* WHAT THE TASK ASKS: Quote each record exactly, please, leaving none out.

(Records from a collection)
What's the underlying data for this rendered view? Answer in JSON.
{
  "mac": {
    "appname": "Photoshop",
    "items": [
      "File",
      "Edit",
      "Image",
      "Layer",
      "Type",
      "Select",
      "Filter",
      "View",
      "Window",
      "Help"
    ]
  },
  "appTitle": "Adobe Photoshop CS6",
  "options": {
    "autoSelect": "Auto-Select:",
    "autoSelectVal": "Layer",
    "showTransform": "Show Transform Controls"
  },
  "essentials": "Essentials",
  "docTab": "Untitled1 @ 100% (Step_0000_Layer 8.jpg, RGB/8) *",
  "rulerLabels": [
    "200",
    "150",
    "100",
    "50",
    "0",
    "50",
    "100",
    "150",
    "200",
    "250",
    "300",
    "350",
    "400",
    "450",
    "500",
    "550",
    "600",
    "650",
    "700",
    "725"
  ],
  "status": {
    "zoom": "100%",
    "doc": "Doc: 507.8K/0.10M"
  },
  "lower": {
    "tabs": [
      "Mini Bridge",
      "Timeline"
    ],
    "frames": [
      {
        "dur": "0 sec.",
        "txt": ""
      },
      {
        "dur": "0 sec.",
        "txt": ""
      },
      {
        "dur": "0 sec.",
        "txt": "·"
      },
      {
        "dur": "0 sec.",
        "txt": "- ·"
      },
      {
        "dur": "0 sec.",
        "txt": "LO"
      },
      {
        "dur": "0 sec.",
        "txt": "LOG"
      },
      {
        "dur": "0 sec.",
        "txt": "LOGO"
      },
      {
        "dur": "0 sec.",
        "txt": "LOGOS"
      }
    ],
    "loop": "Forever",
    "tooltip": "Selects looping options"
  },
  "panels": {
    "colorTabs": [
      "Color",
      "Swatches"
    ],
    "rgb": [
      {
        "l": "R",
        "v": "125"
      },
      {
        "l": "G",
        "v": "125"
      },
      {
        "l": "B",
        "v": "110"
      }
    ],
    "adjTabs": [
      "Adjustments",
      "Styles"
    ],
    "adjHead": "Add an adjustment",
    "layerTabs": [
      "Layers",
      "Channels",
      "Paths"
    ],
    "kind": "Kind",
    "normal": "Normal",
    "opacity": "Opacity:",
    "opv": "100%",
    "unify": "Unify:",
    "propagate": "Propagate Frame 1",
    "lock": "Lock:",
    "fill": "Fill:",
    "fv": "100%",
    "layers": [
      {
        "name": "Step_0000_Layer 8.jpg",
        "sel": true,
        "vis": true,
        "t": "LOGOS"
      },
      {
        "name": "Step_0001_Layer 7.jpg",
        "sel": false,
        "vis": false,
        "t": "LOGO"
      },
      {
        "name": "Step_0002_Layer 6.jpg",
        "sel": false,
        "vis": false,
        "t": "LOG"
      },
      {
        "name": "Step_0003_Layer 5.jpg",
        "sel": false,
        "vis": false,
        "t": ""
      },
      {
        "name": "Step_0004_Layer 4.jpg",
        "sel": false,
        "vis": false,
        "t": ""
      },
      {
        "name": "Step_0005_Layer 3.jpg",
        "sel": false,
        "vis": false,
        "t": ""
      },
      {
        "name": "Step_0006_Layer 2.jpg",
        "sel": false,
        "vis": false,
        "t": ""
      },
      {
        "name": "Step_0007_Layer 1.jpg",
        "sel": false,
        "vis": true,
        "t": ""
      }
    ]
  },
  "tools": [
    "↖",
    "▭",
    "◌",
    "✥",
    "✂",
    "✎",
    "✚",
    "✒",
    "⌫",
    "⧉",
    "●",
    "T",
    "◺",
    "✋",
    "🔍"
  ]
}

* RESPONSE TO THE EXERCISE:
What's the underlying data for this rendered view? Answer in JSON.
{
  "mac": {
    "appname": "Photoshop",
    "items": [
      "File",
      "Edit",
      "Image",
      "Layer",
      "Type",
      "Select",
      "Filter",
      "View",
      "Window",
      "Help"
    ]
  },
  "appTitle": "Adobe Photoshop CS6",
  "options": {
    "autoSelect": "Auto-Select:",
    "autoSelectVal": "Layer",
    "showTransform": "Show Transform Controls"
  },
  "essentials": "Essentials",
  "docTab": "Untitled1 @ 100% (Step_0000_Layer 8.jpg, RGB/8) *",
  "rulerLabels": [
    "200",
    "150",
    "100",
    "50",
    "0",
    "50",
    "100",
    "150",
    "200",
    "250",
    "300",
    "350",
    "400",
    "450",
    "500",
    "550",
    "600",
    "650",
    "700",
    "725"
  ],
  "status": {
    "zoom": "100%",
    "doc": "Doc: 507.8K/0.10M"
  },
  "lower": {
    "tabs": [
      "Mini Bridge",
      "Timeline"
    ],
    "frames": [
      {
        "dur": "0 sec.",
        "txt": ""
      },
      {
        "dur": "0 sec.",
        "txt": ""
      },
      {
        "dur": "0 sec.",
        "txt": "·"
      },
      {
        "dur": "0 sec.",
        "txt": "- ·"
      },
      {
        "dur": "0 sec.",
        "txt": "LO"
      },
      {
        "dur": "0 sec.",
        "txt": "LOG"
      },
      {
        "dur": "0 sec.",
        "txt": "LOGO"
      },
      {
        "dur": "0 sec.",
        "txt": "LOGOS"
      }
    ],
    "loop": "Forever",
    "tooltip": "Selects looping options"
  },
  "panels": {
    "colorTabs": [
      "Color",
      "Swatches"
    ],
    "rgb": [
      {
        "l": "R",
        "v": "125"
      },
      {
        "l": "G",
        "v": "125"
      },
      {
        "l": "B",
        "v": "110"
      }
    ],
    "adjTabs": [
      "Adjustments",
      "Styles"
    ],
    "adjHead": "Add an adjustment",
    "layerTabs": [
      "Layers",
      "Channels",
      "Paths"
    ],
    "kind": "Kind",
    "normal": "Normal",
    "opacity": "Opacity:",
    "opv": "100%",
    "unify": "Unify:",
    "propagate": "Propagate Frame 1",
    "lock": "Lock:",
    "fill": "Fill:",
    "fv": "100%",
    "layers": [
      {
        "name": "Step_0000_Layer 8.jpg",
        "sel": true,
        "vis": true,
        "t": "LOGOS"
      },
      {
        "name": "Step_0001_Layer 7.jpg",
        "sel": false,
        "vis": false,
        "t": "LOGO"
      },
      {
        "name": "Step_0002_Layer 6.jpg",
        "sel": false,
        "vis": false,
        "t": "LOG"
      },
      {
        "name": "Step_0003_Layer 5.jpg",
        "sel": false,
        "vis": false,
        "t": ""
      },
      {
        "name": "Step_0004_Layer 4.jpg",
        "sel": false,
        "vis": false,
        "t": ""
      },
      {
        "name": "Step_0005_Layer 3.jpg",
        "sel": false,
        "vis": false,
        "t": ""
      },
      {
        "name": "Step_0006_Layer 2.jpg",
        "sel": false,
        "vis": false,
        "t": ""
      },
      {
        "name": "Step_0007_Layer 1.jpg",
        "sel": false,
        "vis": true,
        "t": ""
      }
    ]
  },
  "tools": [
    "↖",
    "▭",
    "◌",
    "✥",
    "✂",
    "✎",
    "✚",
    "✒",
    "⌫",
    "⧉",
    "●",
    "T",
    "◺",
    "✋",
    "🔍"
  ]
}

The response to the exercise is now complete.